-- begin Dataset --

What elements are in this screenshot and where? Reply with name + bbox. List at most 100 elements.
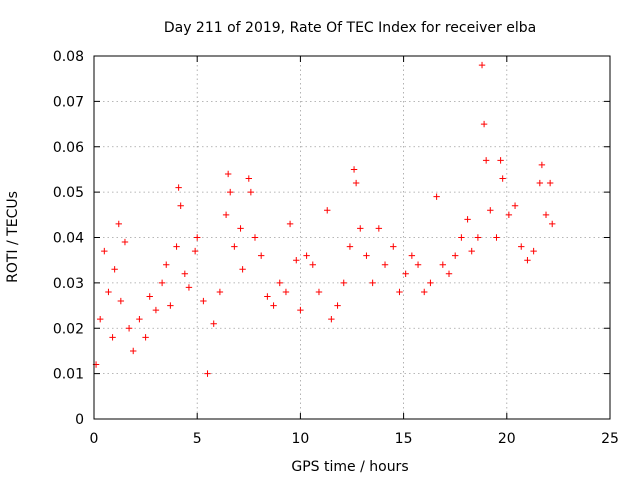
data-point bbox=[167, 302, 174, 309]
data-point bbox=[111, 266, 118, 273]
y-tick-label: 0.06 bbox=[53, 140, 84, 156]
data-point bbox=[224, 170, 232, 178]
data-point bbox=[493, 234, 500, 241]
data-point bbox=[270, 302, 277, 309]
data-point bbox=[324, 207, 331, 214]
data-point bbox=[282, 288, 290, 296]
data-point bbox=[146, 293, 153, 300]
data-point bbox=[257, 252, 265, 259]
data-point bbox=[227, 188, 234, 196]
data-point bbox=[158, 279, 166, 287]
data-point bbox=[251, 234, 259, 241]
y-axis-label: ROTI / TECUs bbox=[5, 191, 21, 283]
data-point bbox=[117, 297, 125, 305]
data-point bbox=[130, 347, 137, 355]
grid-lines bbox=[94, 56, 610, 419]
data-point bbox=[163, 261, 170, 268]
data-point bbox=[546, 179, 554, 187]
y-tick-label: 0.01 bbox=[53, 367, 84, 383]
data-point bbox=[474, 234, 482, 241]
data-point bbox=[505, 211, 513, 219]
data-point bbox=[175, 184, 182, 191]
data-point bbox=[239, 266, 246, 273]
data-point bbox=[530, 247, 537, 255]
data-point bbox=[247, 188, 255, 196]
y-tick-label: 0.05 bbox=[53, 185, 84, 201]
data-point bbox=[396, 288, 403, 296]
data-point bbox=[480, 120, 488, 128]
y-tick-label: 0.02 bbox=[53, 321, 84, 337]
data-point bbox=[334, 302, 341, 309]
data-point bbox=[524, 256, 531, 264]
data-point bbox=[264, 293, 271, 300]
data-point bbox=[497, 157, 504, 164]
data-point bbox=[408, 252, 416, 259]
data-point bbox=[315, 288, 323, 296]
data-points bbox=[92, 61, 556, 377]
data-point bbox=[421, 288, 428, 296]
data-point bbox=[125, 325, 133, 332]
data-point bbox=[542, 211, 550, 219]
data-point bbox=[173, 243, 180, 250]
data-point bbox=[549, 220, 556, 228]
data-point bbox=[204, 370, 211, 377]
x-tick-label: 20 bbox=[498, 431, 516, 447]
data-point bbox=[96, 315, 104, 323]
y-tick-label: 0.07 bbox=[53, 94, 84, 110]
data-point bbox=[121, 238, 129, 246]
data-point bbox=[181, 270, 189, 277]
y-tick-labels: 0 0.01 0.02 0.03 0.04 0.05 0.06 0.07 0.08 bbox=[53, 49, 84, 428]
x-tick-label: 5 bbox=[193, 431, 202, 447]
data-point bbox=[152, 306, 160, 314]
data-point bbox=[511, 202, 519, 209]
data-point bbox=[231, 243, 238, 250]
data-point bbox=[142, 334, 149, 341]
data-point bbox=[109, 334, 116, 341]
data-point bbox=[352, 179, 360, 187]
x-tick-label: 15 bbox=[395, 431, 413, 447]
data-point bbox=[293, 256, 300, 264]
data-point bbox=[445, 270, 453, 277]
data-point bbox=[105, 288, 112, 296]
data-point bbox=[346, 243, 354, 250]
data-point bbox=[286, 220, 294, 228]
data-point bbox=[237, 225, 244, 232]
data-point bbox=[200, 297, 207, 305]
data-point bbox=[177, 202, 184, 209]
x-tick-labels: 0 5 10 15 20 25 bbox=[90, 431, 619, 447]
axis-ticks bbox=[93, 55, 611, 420]
data-point bbox=[375, 225, 383, 232]
y-tick-label: 0.08 bbox=[53, 49, 84, 65]
data-point bbox=[414, 261, 422, 268]
y-tick-label: 0 bbox=[75, 412, 84, 428]
y-tick-label: 0.03 bbox=[53, 276, 84, 292]
data-point bbox=[222, 211, 230, 219]
data-point bbox=[136, 315, 143, 323]
data-point bbox=[452, 252, 459, 259]
data-point bbox=[536, 179, 544, 187]
data-point bbox=[328, 315, 335, 323]
data-point bbox=[245, 175, 252, 182]
data-point bbox=[390, 243, 397, 250]
data-point bbox=[478, 61, 486, 69]
data-point bbox=[185, 284, 193, 291]
data-point bbox=[363, 252, 370, 259]
data-point bbox=[433, 193, 440, 200]
data-point bbox=[402, 270, 409, 277]
data-point bbox=[101, 247, 108, 255]
data-point bbox=[303, 252, 310, 259]
data-point bbox=[191, 247, 199, 255]
data-point bbox=[309, 261, 316, 268]
data-point bbox=[538, 161, 546, 169]
data-point bbox=[369, 279, 376, 287]
data-point bbox=[115, 220, 122, 228]
data-point bbox=[464, 216, 471, 223]
data-point bbox=[297, 306, 304, 314]
data-point bbox=[499, 175, 506, 182]
data-point bbox=[518, 243, 525, 250]
data-point bbox=[439, 261, 447, 268]
x-tick-label: 25 bbox=[601, 431, 619, 447]
y-tick-label: 0.04 bbox=[53, 231, 84, 247]
data-point bbox=[194, 234, 201, 241]
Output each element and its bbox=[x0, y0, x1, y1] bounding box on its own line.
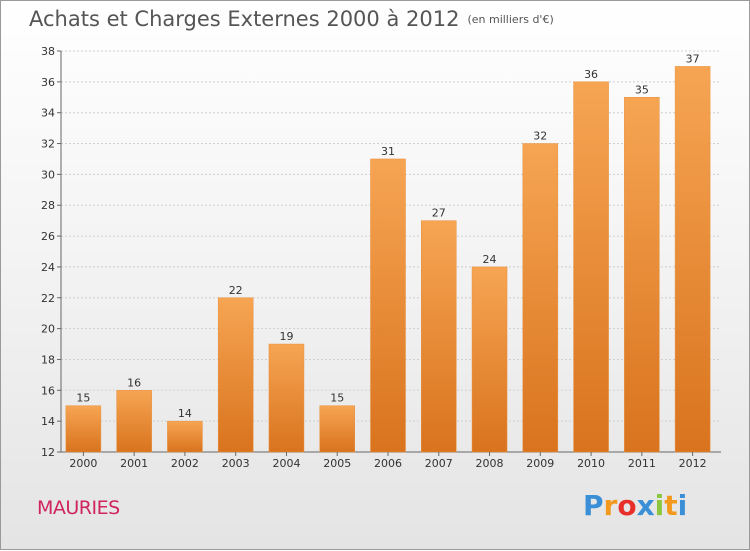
bar bbox=[471, 266, 508, 453]
bar-value-label: 32 bbox=[533, 130, 547, 143]
x-tick-label: 2010 bbox=[577, 457, 605, 470]
y-tick-label: 36 bbox=[41, 76, 55, 89]
bar bbox=[65, 405, 102, 453]
x-tick-label: 2005 bbox=[323, 457, 351, 470]
bar bbox=[573, 81, 609, 453]
y-tick-label: 30 bbox=[41, 168, 55, 181]
bar-value-label: 19 bbox=[279, 330, 293, 343]
y-tick-label: 22 bbox=[41, 292, 55, 305]
x-tick-label: 2004 bbox=[272, 457, 300, 470]
chart-title: Achats et Charges Externes 2000 à 2012 (e… bbox=[29, 7, 554, 31]
bar-value-label: 35 bbox=[635, 83, 649, 96]
logo-letter: x bbox=[636, 489, 655, 522]
bar bbox=[674, 66, 711, 453]
x-tick-label: 2000 bbox=[69, 457, 97, 470]
bar-value-label: 37 bbox=[686, 52, 700, 65]
y-tick-label: 20 bbox=[41, 323, 55, 336]
y-tick-label: 18 bbox=[41, 353, 55, 366]
bar-value-label: 15 bbox=[330, 392, 344, 405]
place-name: MAURIES bbox=[37, 497, 120, 519]
bar bbox=[522, 143, 559, 453]
bar bbox=[217, 297, 254, 453]
x-tick-label: 2012 bbox=[679, 457, 707, 470]
logo-letter: i bbox=[677, 489, 688, 522]
x-tick-label: 2007 bbox=[425, 457, 453, 470]
bar-value-label: 15 bbox=[76, 392, 90, 405]
y-tick-label: 32 bbox=[41, 138, 55, 151]
bar bbox=[421, 220, 457, 453]
bar bbox=[319, 405, 355, 453]
x-tick-label: 2008 bbox=[476, 457, 504, 470]
bar-value-label: 27 bbox=[432, 207, 446, 220]
title-unit: (en milliers d'€) bbox=[467, 13, 554, 26]
bar-value-label: 22 bbox=[229, 284, 243, 297]
logo-letter: o bbox=[617, 489, 637, 522]
x-tick-label: 2001 bbox=[120, 457, 148, 470]
y-tick-label: 34 bbox=[41, 107, 55, 120]
y-tick-label: 26 bbox=[41, 230, 55, 243]
bar-value-label: 14 bbox=[178, 407, 192, 420]
bar-value-label: 24 bbox=[483, 253, 497, 266]
logo-letter: r bbox=[603, 489, 618, 522]
x-tick-label: 2011 bbox=[628, 457, 656, 470]
x-tick-label: 2009 bbox=[526, 457, 554, 470]
logo-letter: t bbox=[664, 489, 678, 522]
proxiti-logo[interactable]: Proxiti bbox=[583, 489, 687, 522]
x-tick-label: 2002 bbox=[171, 457, 199, 470]
y-tick-label: 12 bbox=[41, 446, 55, 459]
bar-value-label: 31 bbox=[381, 145, 395, 158]
bar bbox=[370, 158, 406, 453]
y-tick-label: 14 bbox=[41, 415, 55, 428]
y-tick-label: 24 bbox=[41, 261, 55, 274]
y-tick-label: 16 bbox=[41, 384, 55, 397]
y-tick-label: 28 bbox=[41, 199, 55, 212]
logo-letter: P bbox=[583, 489, 604, 522]
bar-value-label: 36 bbox=[584, 68, 598, 81]
x-tick-label: 2006 bbox=[374, 457, 402, 470]
title-text: Achats et Charges Externes 2000 à 2012 bbox=[29, 7, 460, 31]
bar-value-label: 16 bbox=[127, 376, 141, 389]
bar bbox=[167, 420, 203, 453]
x-tick-label: 2003 bbox=[222, 457, 250, 470]
bar bbox=[116, 390, 152, 453]
logo-letter: i bbox=[654, 489, 665, 522]
bar bbox=[624, 97, 660, 453]
y-tick-label: 38 bbox=[41, 45, 55, 58]
bar bbox=[268, 343, 305, 453]
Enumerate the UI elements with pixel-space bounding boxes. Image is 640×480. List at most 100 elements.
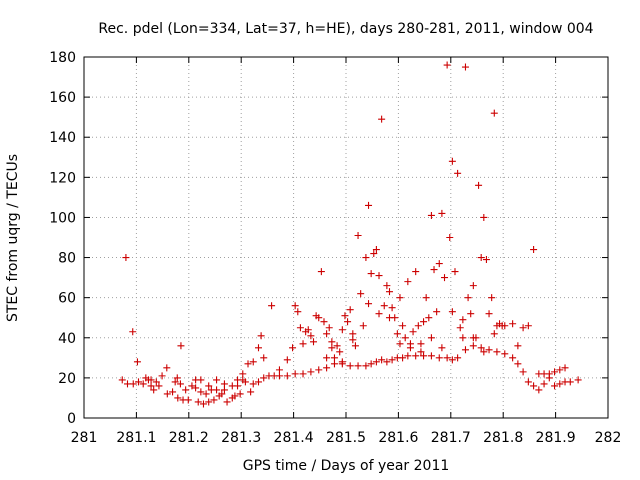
data-point — [461, 63, 469, 71]
data-point — [375, 272, 383, 280]
data-point — [315, 314, 323, 322]
x-tick-label: 281.5 — [326, 430, 366, 446]
x-tick-label: 281 — [71, 430, 98, 446]
data-point — [163, 390, 171, 398]
x-tick-label: 282 — [595, 430, 622, 446]
data-point — [320, 318, 328, 326]
data-point — [283, 372, 291, 380]
data-point — [299, 340, 307, 348]
data-point — [234, 376, 242, 384]
data-point — [380, 302, 388, 310]
data-point — [399, 322, 407, 330]
data-point — [323, 364, 331, 372]
data-point — [467, 310, 475, 318]
data-point — [370, 250, 378, 258]
x-tick-label: 281.9 — [536, 430, 576, 446]
data-point — [509, 354, 517, 362]
data-point — [456, 324, 464, 332]
data-point — [388, 356, 396, 364]
data-point — [551, 382, 559, 390]
data-point — [268, 302, 276, 310]
data-point — [383, 282, 391, 290]
y-tick-label: 40 — [58, 331, 76, 347]
data-point — [427, 334, 435, 342]
data-point — [173, 374, 181, 382]
data-point — [213, 376, 221, 384]
grid-lines — [84, 57, 608, 418]
data-point — [501, 322, 509, 330]
data-point — [341, 312, 349, 320]
data-point — [383, 358, 391, 366]
data-point — [147, 382, 155, 390]
data-point — [202, 390, 210, 398]
data-point — [551, 368, 559, 376]
data-point — [385, 288, 393, 296]
data-point — [354, 362, 362, 370]
data-point — [177, 342, 185, 350]
x-tick-label: 281.4 — [274, 430, 314, 446]
data-point — [188, 382, 196, 390]
data-point — [365, 300, 373, 308]
data-point — [485, 346, 493, 354]
data-point — [409, 328, 417, 336]
data-point — [354, 231, 362, 239]
data-point — [275, 372, 283, 380]
data-point — [427, 352, 435, 360]
data-point — [524, 322, 532, 330]
data-point — [414, 322, 422, 330]
data-point — [396, 340, 404, 348]
data-point — [307, 368, 315, 376]
x-tick-label: 281.7 — [431, 430, 471, 446]
data-point — [220, 386, 228, 394]
data-point — [291, 370, 299, 378]
data-point — [464, 294, 472, 302]
data-point — [310, 338, 318, 346]
y-tick-label: 0 — [67, 411, 76, 427]
data-point — [357, 290, 365, 298]
data-point — [430, 266, 438, 274]
data-point — [561, 364, 569, 372]
data-point — [362, 362, 370, 370]
data-point — [231, 392, 239, 400]
data-point — [338, 358, 346, 366]
data-point — [213, 386, 221, 394]
data-point — [194, 398, 202, 406]
data-point — [417, 340, 425, 348]
data-point — [249, 358, 257, 366]
data-point — [205, 382, 213, 390]
data-point — [254, 344, 262, 352]
y-tick-label: 80 — [58, 251, 76, 267]
data-point — [241, 378, 249, 386]
data-point — [147, 376, 155, 384]
data-point — [349, 330, 357, 338]
data-point — [236, 390, 244, 398]
data-point — [441, 274, 449, 282]
data-point — [158, 372, 166, 380]
data-point — [134, 378, 142, 386]
data-point — [375, 310, 383, 318]
data-point — [260, 374, 268, 382]
data-point — [514, 342, 522, 350]
y-tick-label: 120 — [49, 170, 76, 186]
data-point — [372, 246, 380, 254]
data-point — [294, 308, 302, 316]
y-tick-labels: 0 20 40 60 80 100 120 140 160 180 — [49, 50, 76, 427]
data-point — [129, 380, 137, 388]
data-point — [461, 346, 469, 354]
data-point — [448, 356, 456, 364]
data-point — [210, 396, 218, 404]
data-point — [420, 352, 428, 360]
data-point — [385, 314, 393, 322]
data-point — [469, 282, 477, 290]
data-point — [530, 382, 538, 390]
data-point — [425, 314, 433, 322]
data-point — [275, 366, 283, 374]
data-point — [433, 308, 441, 316]
data-point — [349, 336, 357, 344]
data-point — [509, 320, 517, 328]
data-point — [556, 366, 564, 374]
data-point — [435, 354, 443, 362]
data-point — [396, 294, 404, 302]
data-point — [406, 344, 414, 352]
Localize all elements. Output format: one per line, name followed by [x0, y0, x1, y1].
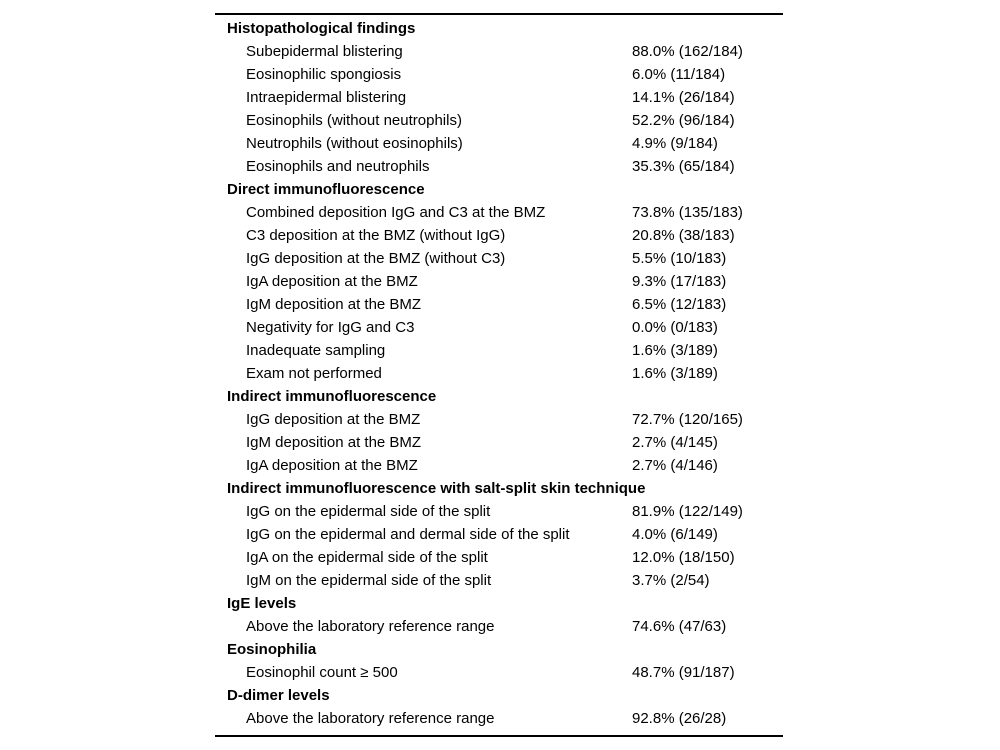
section-header: Indirect immunofluorescence with salt-sp… — [227, 480, 646, 497]
row-value: 6.0% (11/184) — [632, 66, 726, 83]
row-label: Eosinophils and neutrophils — [246, 158, 430, 175]
findings-table: Histopathological findings Subepidermal b… — [215, 13, 783, 737]
row-label: Eosinophils (without neutrophils) — [246, 112, 462, 129]
row-value: 12.0% (18/150) — [632, 549, 735, 566]
row-value: 35.3% (65/184) — [632, 158, 735, 175]
table-row: IgG deposition at the BMZ (without C3) 5.… — [215, 247, 783, 270]
row-value: 73.8% (135/183) — [632, 204, 743, 221]
row-value: 52.2% (96/184) — [632, 112, 735, 129]
table-row: IgA deposition at the BMZ 2.7% (4/146) — [215, 454, 783, 477]
row-value: 6.5% (12/183) — [632, 296, 727, 313]
section-header: Histopathological findings — [227, 20, 416, 37]
section-header: Eosinophilia — [227, 641, 317, 658]
section-header: D-dimer levels — [227, 687, 330, 704]
row-value: 5.5% (10/183) — [632, 250, 727, 267]
section-header: Direct immunofluorescence — [227, 181, 425, 198]
section-header: IgE levels — [227, 595, 297, 612]
row-value: 2.7% (4/146) — [632, 457, 718, 474]
table-row: IgA deposition at the BMZ 9.3% (17/183) — [215, 270, 783, 293]
table-row: IgM on the epidermal side of the split 3.… — [215, 569, 783, 592]
row-value: 9.3% (17/183) — [632, 273, 727, 290]
row-value: 4.9% (9/184) — [632, 135, 718, 152]
table-row: IgG on the epidermal and dermal side of … — [215, 523, 783, 546]
row-label: Neutrophils (without eosinophils) — [246, 135, 463, 152]
row-label: IgG deposition at the BMZ — [246, 411, 421, 428]
row-value: 74.6% (47/63) — [632, 618, 727, 635]
table-row: Eosinophils (without neutrophils) 52.2% (… — [215, 109, 783, 132]
row-label: Exam not performed — [246, 365, 382, 382]
row-label: IgA deposition at the BMZ — [246, 457, 418, 474]
row-value: 92.8% (26/28) — [632, 710, 727, 727]
row-label: Subepidermal blistering — [246, 43, 403, 60]
table-row: Eosinophil count ≥ 500 48.7% (91/187) — [215, 661, 783, 684]
row-label: Above the laboratory reference range — [246, 710, 495, 727]
row-label: IgA on the epidermal side of the split — [246, 549, 488, 566]
table-row: IgM deposition at the BMZ 6.5% (12/183) — [215, 293, 783, 316]
table-row: Combined deposition IgG and C3 at the BM… — [215, 201, 783, 224]
row-label: Above the laboratory reference range — [246, 618, 495, 635]
row-label: IgM deposition at the BMZ — [246, 296, 422, 313]
row-value: 3.7% (2/54) — [632, 572, 710, 589]
table-row: Inadequate sampling 1.6% (3/189) — [215, 339, 783, 362]
row-label: Negativity for IgG and C3 — [246, 319, 415, 336]
row-label: IgG on the epidermal and dermal side of … — [246, 526, 570, 543]
table-row: Eosinophils and neutrophils 35.3% (65/184… — [215, 155, 783, 178]
row-value: 4.0% (6/149) — [632, 526, 718, 543]
row-value: 14.1% (26/184) — [632, 89, 735, 106]
row-value: 81.9% (122/149) — [632, 503, 743, 520]
row-value: 88.0% (162/184) — [632, 43, 743, 60]
row-value: 0.0% (0/183) — [632, 319, 718, 336]
row-value: 20.8% (38/183) — [632, 227, 735, 244]
table-row: Intraepidermal blistering 14.1% (26/184) — [215, 86, 783, 109]
table-row: IgA on the epidermal side of the split 12… — [215, 546, 783, 569]
table-row: IgG deposition at the BMZ 72.7% (120/165) — [215, 408, 783, 431]
row-label: Combined deposition IgG and C3 at the BM… — [246, 204, 546, 221]
row-label: C3 deposition at the BMZ (without IgG) — [246, 227, 506, 244]
table-row: Exam not performed 1.6% (3/189) — [215, 362, 783, 385]
row-value: 48.7% (91/187) — [632, 664, 735, 681]
row-value: 1.6% (3/189) — [632, 365, 718, 382]
row-value: 2.7% (4/145) — [632, 434, 718, 451]
table-row: Subepidermal blistering 88.0% (162/184) — [215, 40, 783, 63]
table-row: IgG on the epidermal side of the split 81… — [215, 500, 783, 523]
table-row: Above the laboratory reference range 74.6… — [215, 615, 783, 638]
table-row: IgM deposition at the BMZ 2.7% (4/145) — [215, 431, 783, 454]
row-value: 1.6% (3/189) — [632, 342, 718, 359]
row-label: IgG deposition at the BMZ (without C3) — [246, 250, 506, 267]
table-row: Above the laboratory reference range 92.8… — [215, 707, 783, 730]
table-row: Eosinophilic spongiosis 6.0% (11/184) — [215, 63, 783, 86]
table-row: C3 deposition at the BMZ (without IgG) 20… — [215, 224, 783, 247]
table-row: Negativity for IgG and C3 0.0% (0/183) — [215, 316, 783, 339]
row-label: IgG on the epidermal side of the split — [246, 503, 491, 520]
row-label: Intraepidermal blistering — [246, 89, 407, 106]
section-header: Indirect immunofluorescence — [227, 388, 437, 405]
row-label: Eosinophilic spongiosis — [246, 66, 402, 83]
row-value: 72.7% (120/165) — [632, 411, 743, 428]
row-label: Inadequate sampling — [246, 342, 386, 359]
table-row: Neutrophils (without eosinophils) 4.9% (9… — [215, 132, 783, 155]
row-label: IgA deposition at the BMZ — [246, 273, 418, 290]
row-label: IgM on the epidermal side of the split — [246, 572, 492, 589]
row-label: IgM deposition at the BMZ — [246, 434, 422, 451]
row-label: Eosinophil count ≥ 500 — [246, 664, 398, 681]
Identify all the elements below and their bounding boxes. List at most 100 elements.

-- end Dataset --

* **Requirements**:
Start at the line containing "section-header: Indirect immunofluorescence with" and end with the line containing "findings-table: Histopathological findings". Reproduce those lines with "neutrophils" changed to "lymphocytes" and nothing else altered.

* **Task output**:
section-header: Indirect immunofluorescence with salt-sp… — [227, 480, 646, 497]
row-value: 6.0% (11/184) — [632, 66, 726, 83]
row-label: Eosinophils and lymphocytes — [246, 158, 430, 175]
findings-table: Histopathological findings Subepidermal b… — [215, 13, 783, 737]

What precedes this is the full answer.